▶ _What you should do_: Each entry must be reproduced precisely as it stands.

▶ _Exercise inputs_:

----

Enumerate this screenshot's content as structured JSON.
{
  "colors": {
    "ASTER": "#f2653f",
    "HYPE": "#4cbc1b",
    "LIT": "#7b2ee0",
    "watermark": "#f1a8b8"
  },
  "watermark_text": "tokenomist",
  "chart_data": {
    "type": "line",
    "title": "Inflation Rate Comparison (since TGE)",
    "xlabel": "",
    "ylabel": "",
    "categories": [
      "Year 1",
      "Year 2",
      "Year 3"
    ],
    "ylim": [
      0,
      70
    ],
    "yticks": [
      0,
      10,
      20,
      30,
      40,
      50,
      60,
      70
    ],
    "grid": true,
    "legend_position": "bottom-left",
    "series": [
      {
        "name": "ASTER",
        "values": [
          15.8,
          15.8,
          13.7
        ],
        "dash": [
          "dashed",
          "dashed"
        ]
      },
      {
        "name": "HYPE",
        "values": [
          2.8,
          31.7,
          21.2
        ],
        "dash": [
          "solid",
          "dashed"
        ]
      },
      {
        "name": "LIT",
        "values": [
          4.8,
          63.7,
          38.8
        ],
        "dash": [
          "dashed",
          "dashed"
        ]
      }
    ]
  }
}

----

▶ _Answer to the problem_:
Enumerate this screenshot's content as structured JSON.
{
  "colors": {
    "ASTER": "#f2653f",
    "HYPE": "#4cbc1b",
    "LIT": "#7b2ee0",
    "watermark": "#f1a8b8"
  },
  "watermark_text": "tokenomist",
  "chart_data": {
    "type": "line",
    "title": "Inflation Rate Comparison (since TGE)",
    "xlabel": "",
    "ylabel": "",
    "categories": [
      "Year 1",
      "Year 2",
      "Year 3"
    ],
    "ylim": [
      0,
      70
    ],
    "yticks": [
      0,
      10,
      20,
      30,
      40,
      50,
      60,
      70
    ],
    "grid": true,
    "legend_position": "bottom-left",
    "series": [
      {
        "name": "ASTER",
        "values": [
          15.8,
          15.8,
          13.7
        ],
        "dash": [
          "dashed",
          "dashed"
        ]
      },
      {
        "name": "HYPE",
        "values": [
          2.8,
          31.7,
          21.2
        ],
        "dash": [
          "solid",
          "dashed"
        ]
      },
      {
        "name": "LIT",
        "values": [
          4.8,
          63.7,
          38.8
        ],
        "dash": [
          "dashed",
          "dashed"
        ]
      }
    ]
  }
}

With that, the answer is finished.